• SELECTED TEXT:
==============================
Antonina P. Uccello (; May 19, 1922March 14, 2023) was an American politician who was Mayor of Hartford, Connecticut, from 1967 to 1971.

Life and career

Uccello was born in Hartford, Connecticut, on May 19, 1922, to parents who had emigrated from Sicily.

When she was elected the mayor of Hartford in 1967, she became also the first woman mayor in Connecticut.

At the time, Uccello was an executive in the Hartford department store G. Fox & Co. She approached her boss in 1963 and said she would like to run for the Hartford City Council. Since the council met on Mondays, a day the department store was closed, her boss gave her permission to run. She served two terms on the council before being elected mayor in 1967. She ran as a Republican in a mainly Democratic city, and remains the city's last Republican mayor to date. She was re-elected as mayor in 1969, and was subsequently asked by President Richard Nixon to go to Washington D.C. to work in the U.S. Department of Transportation, where she subsequently worked during the successive administrations of Presidents Gerald Ford and Jimmy Carter.
==============================
Element and region data

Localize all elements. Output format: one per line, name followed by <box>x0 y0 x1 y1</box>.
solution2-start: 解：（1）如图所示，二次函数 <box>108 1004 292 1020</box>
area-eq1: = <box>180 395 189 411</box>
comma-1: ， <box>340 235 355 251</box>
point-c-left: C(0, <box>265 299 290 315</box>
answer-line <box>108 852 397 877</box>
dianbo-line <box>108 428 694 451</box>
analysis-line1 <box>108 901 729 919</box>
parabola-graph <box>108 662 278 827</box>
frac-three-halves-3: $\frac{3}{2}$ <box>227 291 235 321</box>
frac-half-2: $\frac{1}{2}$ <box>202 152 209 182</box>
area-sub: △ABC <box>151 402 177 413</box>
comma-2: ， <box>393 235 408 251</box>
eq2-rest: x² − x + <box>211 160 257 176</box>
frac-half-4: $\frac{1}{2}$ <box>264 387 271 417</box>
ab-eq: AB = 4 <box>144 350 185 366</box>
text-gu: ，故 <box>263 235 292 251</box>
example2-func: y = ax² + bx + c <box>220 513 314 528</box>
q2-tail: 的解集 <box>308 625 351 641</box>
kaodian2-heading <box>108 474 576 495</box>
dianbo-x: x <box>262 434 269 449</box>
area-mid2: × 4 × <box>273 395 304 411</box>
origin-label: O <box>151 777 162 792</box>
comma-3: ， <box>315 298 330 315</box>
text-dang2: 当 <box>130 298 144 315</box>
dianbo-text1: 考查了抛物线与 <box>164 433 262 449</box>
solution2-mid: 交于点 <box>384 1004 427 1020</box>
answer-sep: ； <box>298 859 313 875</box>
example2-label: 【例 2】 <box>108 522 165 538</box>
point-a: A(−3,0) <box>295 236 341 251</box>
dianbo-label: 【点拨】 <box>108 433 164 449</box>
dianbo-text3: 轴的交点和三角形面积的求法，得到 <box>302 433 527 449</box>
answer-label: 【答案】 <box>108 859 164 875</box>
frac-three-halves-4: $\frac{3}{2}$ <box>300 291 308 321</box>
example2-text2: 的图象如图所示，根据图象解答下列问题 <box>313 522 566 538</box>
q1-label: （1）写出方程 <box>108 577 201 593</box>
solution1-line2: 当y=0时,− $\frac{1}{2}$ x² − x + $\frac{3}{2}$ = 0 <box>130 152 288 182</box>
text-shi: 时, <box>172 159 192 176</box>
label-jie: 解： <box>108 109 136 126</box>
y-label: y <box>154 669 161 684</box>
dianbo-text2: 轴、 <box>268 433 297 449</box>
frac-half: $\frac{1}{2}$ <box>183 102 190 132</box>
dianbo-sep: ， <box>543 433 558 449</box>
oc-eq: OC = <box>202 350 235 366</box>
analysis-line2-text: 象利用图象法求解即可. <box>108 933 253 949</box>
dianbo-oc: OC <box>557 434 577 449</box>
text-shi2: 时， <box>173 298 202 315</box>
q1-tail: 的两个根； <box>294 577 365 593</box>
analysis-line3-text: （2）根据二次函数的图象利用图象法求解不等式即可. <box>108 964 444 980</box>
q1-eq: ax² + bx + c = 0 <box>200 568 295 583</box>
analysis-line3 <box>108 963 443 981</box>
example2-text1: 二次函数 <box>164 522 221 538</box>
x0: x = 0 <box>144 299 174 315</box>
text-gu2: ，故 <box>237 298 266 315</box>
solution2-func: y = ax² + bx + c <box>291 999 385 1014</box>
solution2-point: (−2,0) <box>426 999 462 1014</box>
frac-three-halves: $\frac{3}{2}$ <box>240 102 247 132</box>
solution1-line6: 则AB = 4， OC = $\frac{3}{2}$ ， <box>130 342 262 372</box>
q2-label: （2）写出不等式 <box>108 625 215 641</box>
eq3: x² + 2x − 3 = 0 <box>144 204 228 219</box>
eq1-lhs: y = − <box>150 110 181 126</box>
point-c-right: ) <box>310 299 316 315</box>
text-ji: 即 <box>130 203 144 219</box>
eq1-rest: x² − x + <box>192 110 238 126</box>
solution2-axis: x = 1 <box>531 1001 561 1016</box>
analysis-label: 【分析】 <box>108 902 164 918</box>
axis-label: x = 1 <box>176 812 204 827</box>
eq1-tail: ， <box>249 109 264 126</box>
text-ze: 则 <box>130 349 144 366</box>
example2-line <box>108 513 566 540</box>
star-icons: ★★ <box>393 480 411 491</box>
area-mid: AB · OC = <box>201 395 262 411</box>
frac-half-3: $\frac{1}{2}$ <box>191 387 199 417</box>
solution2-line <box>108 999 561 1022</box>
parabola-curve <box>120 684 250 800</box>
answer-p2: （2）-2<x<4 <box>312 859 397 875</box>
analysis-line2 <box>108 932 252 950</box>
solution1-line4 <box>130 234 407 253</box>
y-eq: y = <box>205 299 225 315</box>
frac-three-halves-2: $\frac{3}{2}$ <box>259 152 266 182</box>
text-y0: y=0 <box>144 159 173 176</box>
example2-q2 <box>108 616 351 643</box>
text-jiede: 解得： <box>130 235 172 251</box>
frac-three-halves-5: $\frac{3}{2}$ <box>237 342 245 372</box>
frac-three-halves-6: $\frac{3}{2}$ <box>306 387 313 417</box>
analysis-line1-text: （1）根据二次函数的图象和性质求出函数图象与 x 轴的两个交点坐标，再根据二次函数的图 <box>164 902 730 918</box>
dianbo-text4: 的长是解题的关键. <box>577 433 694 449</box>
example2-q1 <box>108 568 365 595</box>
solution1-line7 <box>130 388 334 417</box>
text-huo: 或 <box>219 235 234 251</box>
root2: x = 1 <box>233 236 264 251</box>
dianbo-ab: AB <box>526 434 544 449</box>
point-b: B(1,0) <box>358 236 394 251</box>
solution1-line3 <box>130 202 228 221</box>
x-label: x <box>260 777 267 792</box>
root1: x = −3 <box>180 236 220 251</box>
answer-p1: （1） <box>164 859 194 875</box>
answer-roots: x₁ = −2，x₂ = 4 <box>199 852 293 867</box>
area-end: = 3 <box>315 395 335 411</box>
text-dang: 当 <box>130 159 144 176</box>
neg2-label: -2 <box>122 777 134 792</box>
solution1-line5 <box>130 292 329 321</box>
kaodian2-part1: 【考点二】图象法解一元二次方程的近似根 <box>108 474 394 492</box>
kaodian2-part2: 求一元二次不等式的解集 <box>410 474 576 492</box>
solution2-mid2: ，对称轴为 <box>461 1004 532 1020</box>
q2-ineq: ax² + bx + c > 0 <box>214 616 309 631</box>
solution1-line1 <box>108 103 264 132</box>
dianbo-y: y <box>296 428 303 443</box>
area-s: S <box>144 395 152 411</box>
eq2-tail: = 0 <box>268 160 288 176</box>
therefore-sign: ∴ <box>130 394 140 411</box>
==============================
• SHORT PROBLEM:
Please set down the passage from the article on Antonina P. Uccello word for word, beginning at the words "Uccello was born" and stopping after "mayor in Connecticut.".

• COMPLETED EXERCISE:
Uccello was born in Hartford, Connecticut, on May 19, 1922, to parents who had emigrated from Sicily.

When she was elected the mayor of Hartford in 1967, she became also the first woman mayor in Connecticut.